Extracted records
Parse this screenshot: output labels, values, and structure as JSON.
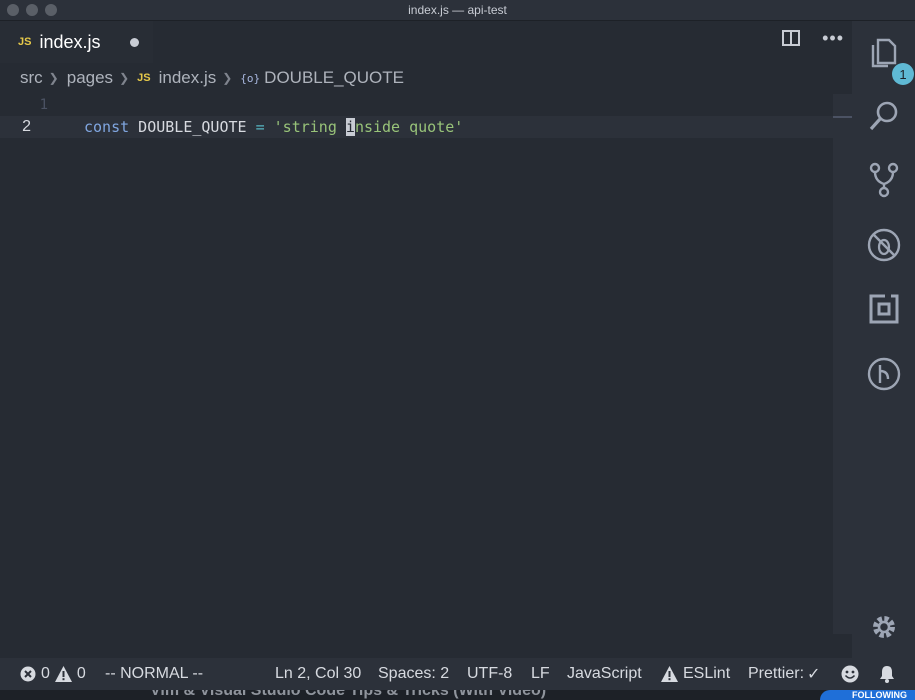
{
  "window": {
    "title": "index.js — api-test"
  },
  "tab": {
    "badge": "JS",
    "label": "index.js",
    "more": "•••"
  },
  "breadcrumb": {
    "items": [
      "src",
      "pages"
    ],
    "file_badge": "JS",
    "file": "index.js",
    "symbol_icon": "{o}",
    "symbol": "DOUBLE_QUOTE"
  },
  "editor": {
    "lines": [
      {
        "number": "1",
        "text": ""
      },
      {
        "number": "2",
        "kw": "const",
        "ident": " DOUBLE_QUOTE ",
        "op": "=",
        "str_pre": " 'string ",
        "cursor_char": "i",
        "str_post": "nside quote'"
      }
    ]
  },
  "activity": {
    "badge_count": "1"
  },
  "status": {
    "errors": "0",
    "warnings": "0",
    "mode": "-- NORMAL --",
    "position": "Ln 2, Col 30",
    "spaces": "Spaces: 2",
    "encoding": "UTF-8",
    "eol": "LF",
    "language": "JavaScript",
    "eslint": "ESLint",
    "prettier": "Prettier:",
    "prettier_check": "✓"
  },
  "overlay": {
    "caption": "Vim & Visual Studio Code Tips & Tricks (With Video)",
    "follow": "FOLLOWING"
  },
  "colors": {
    "background": "#262b33",
    "accent": "#5fb9d4",
    "string": "#98c379",
    "keyword": "#80a6e0"
  }
}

## WORK TO COMPLETE
Reproduce all the records verbatim, excluding images.

## ANSWER BELOW
Parse this screenshot: output labels, values, and structure as JSON.
{
  "window": {
    "title": "index.js — api-test"
  },
  "tab": {
    "badge": "JS",
    "label": "index.js",
    "more": "•••"
  },
  "breadcrumb": {
    "items": [
      "src",
      "pages"
    ],
    "file_badge": "JS",
    "file": "index.js",
    "symbol_icon": "{o}",
    "symbol": "DOUBLE_QUOTE"
  },
  "editor": {
    "lines": [
      {
        "number": "1",
        "text": ""
      },
      {
        "number": "2",
        "kw": "const",
        "ident": " DOUBLE_QUOTE ",
        "op": "=",
        "str_pre": " 'string ",
        "cursor_char": "i",
        "str_post": "nside quote'"
      }
    ]
  },
  "activity": {
    "badge_count": "1"
  },
  "status": {
    "errors": "0",
    "warnings": "0",
    "mode": "-- NORMAL --",
    "position": "Ln 2, Col 30",
    "spaces": "Spaces: 2",
    "encoding": "UTF-8",
    "eol": "LF",
    "language": "JavaScript",
    "eslint": "ESLint",
    "prettier": "Prettier:",
    "prettier_check": "✓"
  },
  "overlay": {
    "caption": "Vim & Visual Studio Code Tips & Tricks (With Video)",
    "follow": "FOLLOWING"
  },
  "colors": {
    "background": "#262b33",
    "accent": "#5fb9d4",
    "string": "#98c379",
    "keyword": "#80a6e0"
  }
}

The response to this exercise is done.